►

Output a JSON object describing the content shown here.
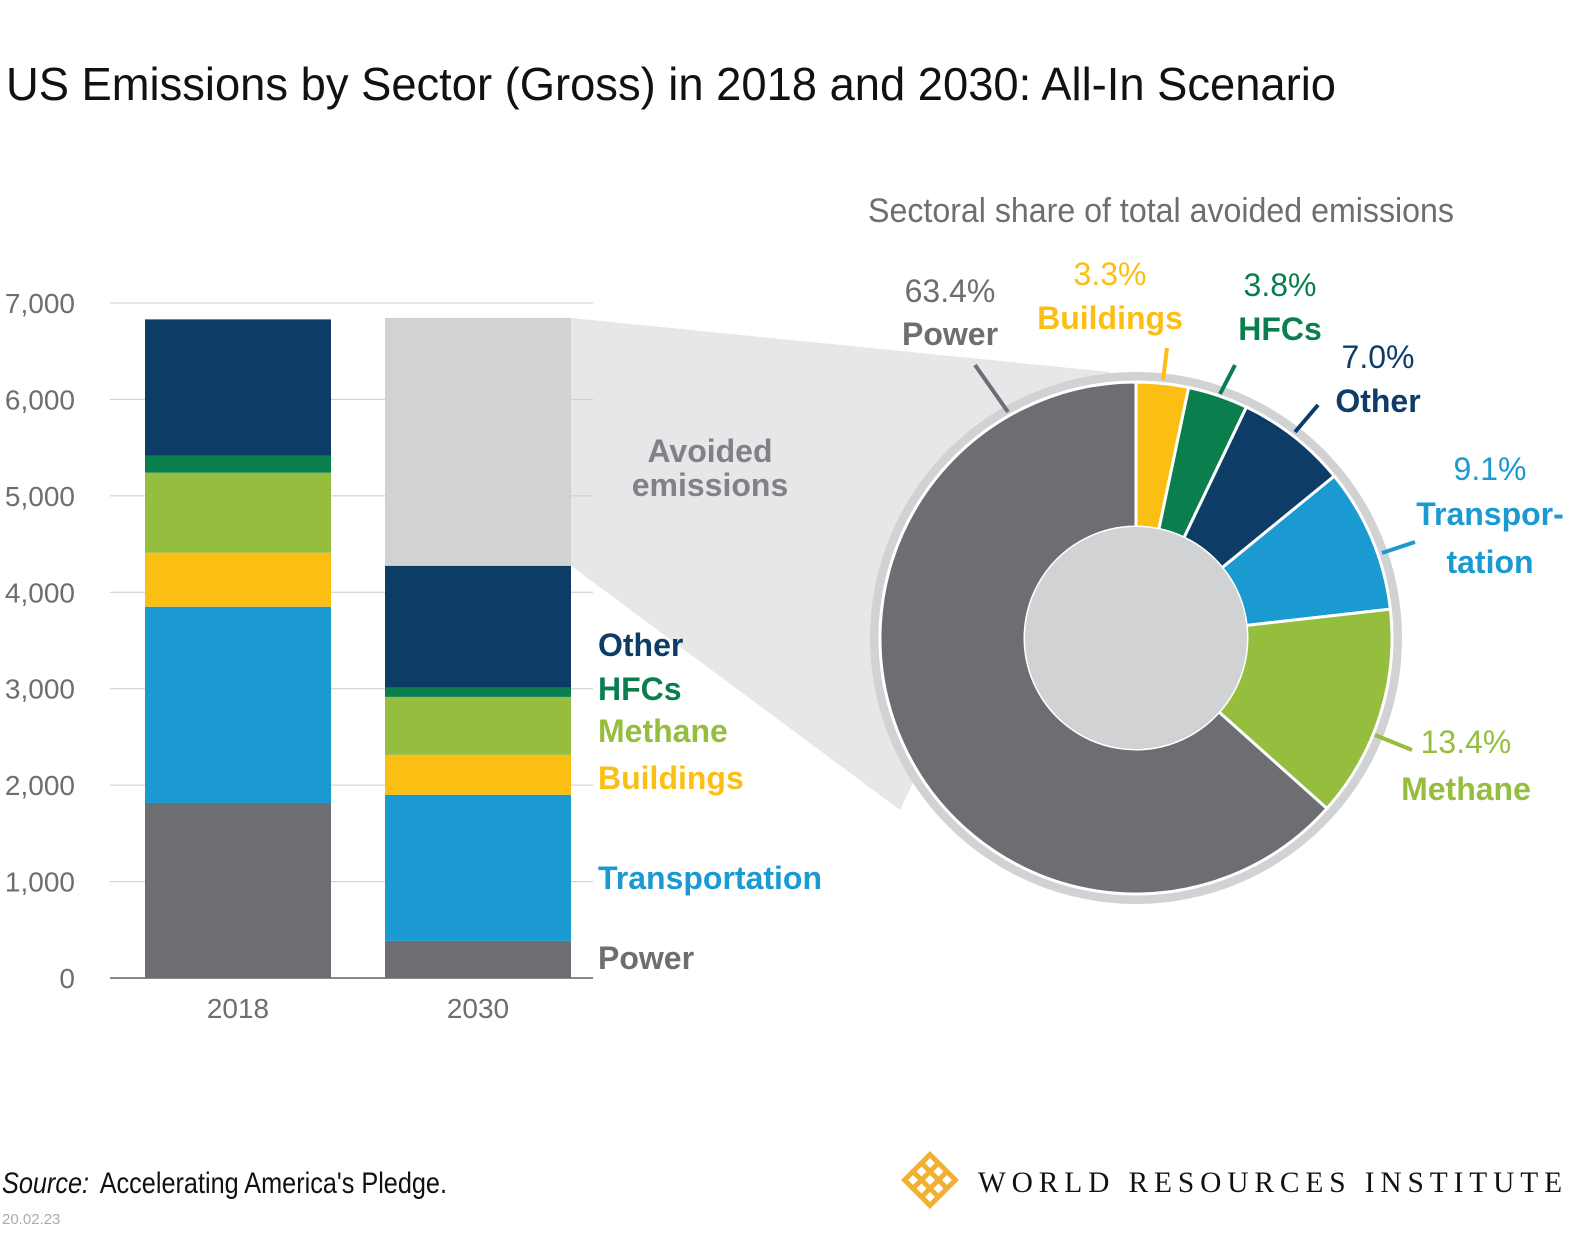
{
  "title": "US Emissions by Sector (Gross) in 2018 and 2030: All-In Scenario",
  "source_label": "Source:",
  "source_text": "Accelerating America's Pledge.",
  "date": "20.02.23",
  "logo_text": "WORLD RESOURCES INSTITUTE",
  "colors": {
    "Power": "#6d6e71",
    "Transportation": "#1b9ad2",
    "Buildings": "#fbbf14",
    "Methane": "#95bd3e",
    "HFCs": "#0b7e4e",
    "Other": "#0d3c66",
    "Avoided emissions": "#d1d2d4",
    "wedge": "#e6e7e8"
  },
  "chart_data": [
    {
      "type": "bar",
      "stacked": true,
      "categories": [
        "2018",
        "2030"
      ],
      "ylim": [
        0,
        7000
      ],
      "yticks": [
        "0",
        "1,000",
        "2,000",
        "3,000",
        "4,000",
        "5,000",
        "6,000",
        "7,000"
      ],
      "grid": true,
      "series": [
        {
          "name": "Power",
          "values": [
            1815,
            385
          ]
        },
        {
          "name": "Transportation",
          "values": [
            2035,
            1515
          ]
        },
        {
          "name": "Buildings",
          "values": [
            560,
            415
          ]
        },
        {
          "name": "Methane",
          "values": [
            830,
            600
          ]
        },
        {
          "name": "HFCs",
          "values": [
            175,
            95
          ]
        },
        {
          "name": "Other",
          "values": [
            1415,
            1265
          ]
        },
        {
          "name": "Avoided emissions",
          "values": [
            0,
            2570
          ]
        }
      ],
      "series_labels": [
        "Power",
        "Transportation",
        "Buildings",
        "Methane",
        "HFCs",
        "Other"
      ],
      "avoided_label": [
        "Avoided",
        "emissions"
      ]
    },
    {
      "type": "pie",
      "donut": true,
      "title": "Sectoral share of total avoided emissions",
      "slices": [
        {
          "name": "Buildings",
          "value": 3.3,
          "label": "3.3%"
        },
        {
          "name": "HFCs",
          "value": 3.8,
          "label": "3.8%"
        },
        {
          "name": "Other",
          "value": 7.0,
          "label": "7.0%"
        },
        {
          "name": "Transportation",
          "value": 9.1,
          "label": "9.1%",
          "display_name": [
            "Transpor-",
            "tation"
          ]
        },
        {
          "name": "Methane",
          "value": 13.4,
          "label": "13.4%"
        },
        {
          "name": "Power",
          "value": 63.4,
          "label": "63.4%"
        }
      ]
    }
  ]
}
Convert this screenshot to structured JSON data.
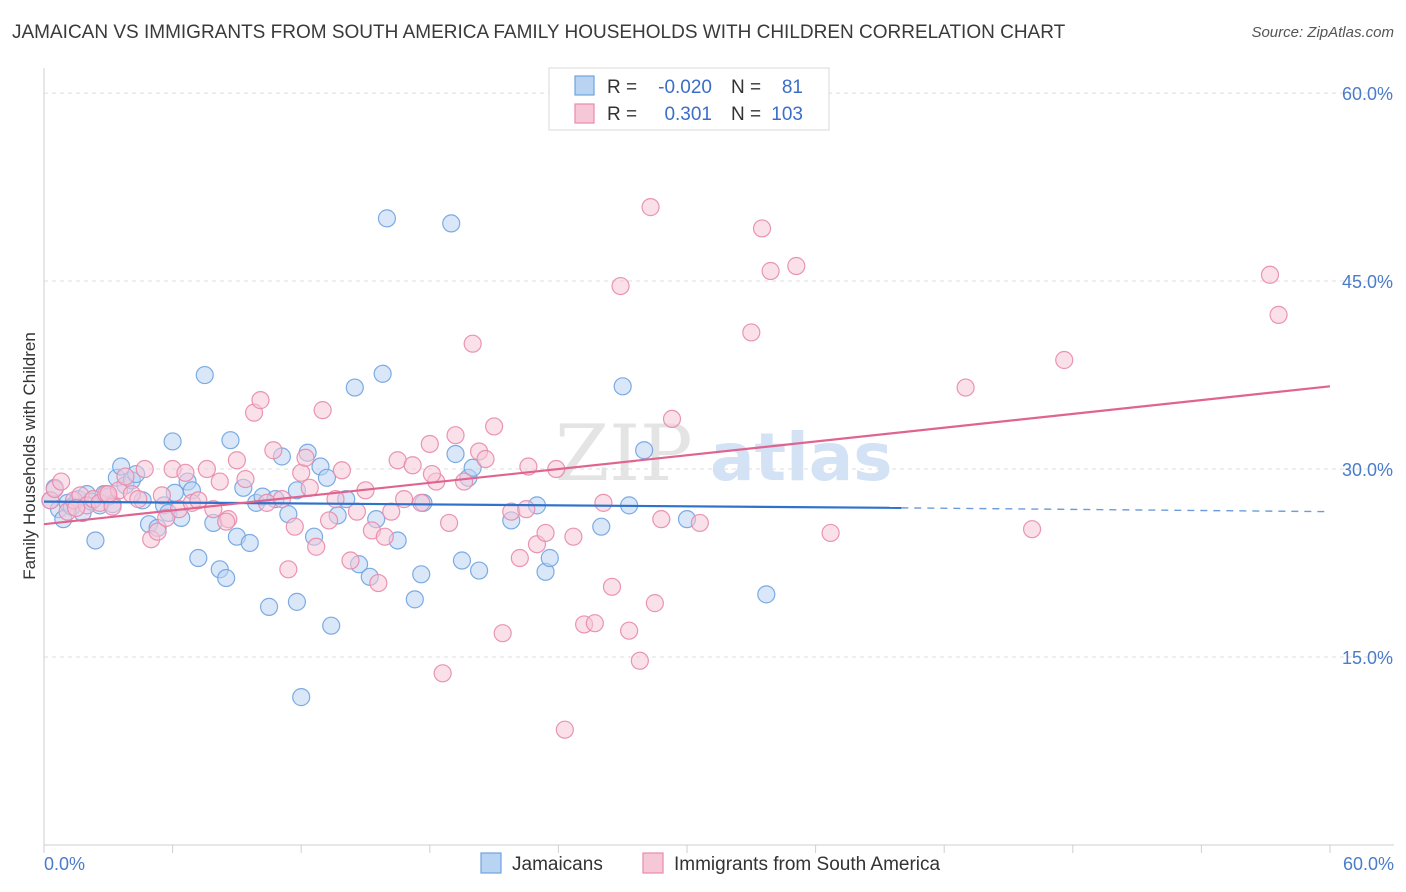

◄

**Task objective**
Transcribe the listing in full. Omit the pictures and keep every line exact.

**Solution**
Output a JSON object describing the content shown here.
{
  "title": "US Emissions by Sector (Gross) in 2018 and 2030: All-In Scenario",
  "source_label": "Source:",
  "source_text": "Accelerating America's Pledge.",
  "date": "20.02.23",
  "logo_text": "WORLD RESOURCES INSTITUTE",
  "colors": {
    "Power": "#6d6e71",
    "Transportation": "#1b9ad2",
    "Buildings": "#fbbf14",
    "Methane": "#95bd3e",
    "HFCs": "#0b7e4e",
    "Other": "#0d3c66",
    "Avoided emissions": "#d1d2d4",
    "wedge": "#e6e7e8"
  },
  "chart_data": [
    {
      "type": "bar",
      "stacked": true,
      "categories": [
        "2018",
        "2030"
      ],
      "ylim": [
        0,
        7000
      ],
      "yticks": [
        "0",
        "1,000",
        "2,000",
        "3,000",
        "4,000",
        "5,000",
        "6,000",
        "7,000"
      ],
      "grid": true,
      "series": [
        {
          "name": "Power",
          "values": [
            1815,
            385
          ]
        },
        {
          "name": "Transportation",
          "values": [
            2035,
            1515
          ]
        },
        {
          "name": "Buildings",
          "values": [
            560,
            415
          ]
        },
        {
          "name": "Methane",
          "values": [
            830,
            600
          ]
        },
        {
          "name": "HFCs",
          "values": [
            175,
            95
          ]
        },
        {
          "name": "Other",
          "values": [
            1415,
            1265
          ]
        },
        {
          "name": "Avoided emissions",
          "values": [
            0,
            2570
          ]
        }
      ],
      "series_labels": [
        "Power",
        "Transportation",
        "Buildings",
        "Methane",
        "HFCs",
        "Other"
      ],
      "avoided_label": [
        "Avoided",
        "emissions"
      ]
    },
    {
      "type": "pie",
      "donut": true,
      "title": "Sectoral share of total avoided emissions",
      "slices": [
        {
          "name": "Buildings",
          "value": 3.3,
          "label": "3.3%"
        },
        {
          "name": "HFCs",
          "value": 3.8,
          "label": "3.8%"
        },
        {
          "name": "Other",
          "value": 7.0,
          "label": "7.0%"
        },
        {
          "name": "Transportation",
          "value": 9.1,
          "label": "9.1%",
          "display_name": [
            "Transpor-",
            "tation"
          ]
        },
        {
          "name": "Methane",
          "value": 13.4,
          "label": "13.4%"
        },
        {
          "name": "Power",
          "value": 63.4,
          "label": "63.4%"
        }
      ]
    }
  ]
}
Convert this screenshot to structured JSON data.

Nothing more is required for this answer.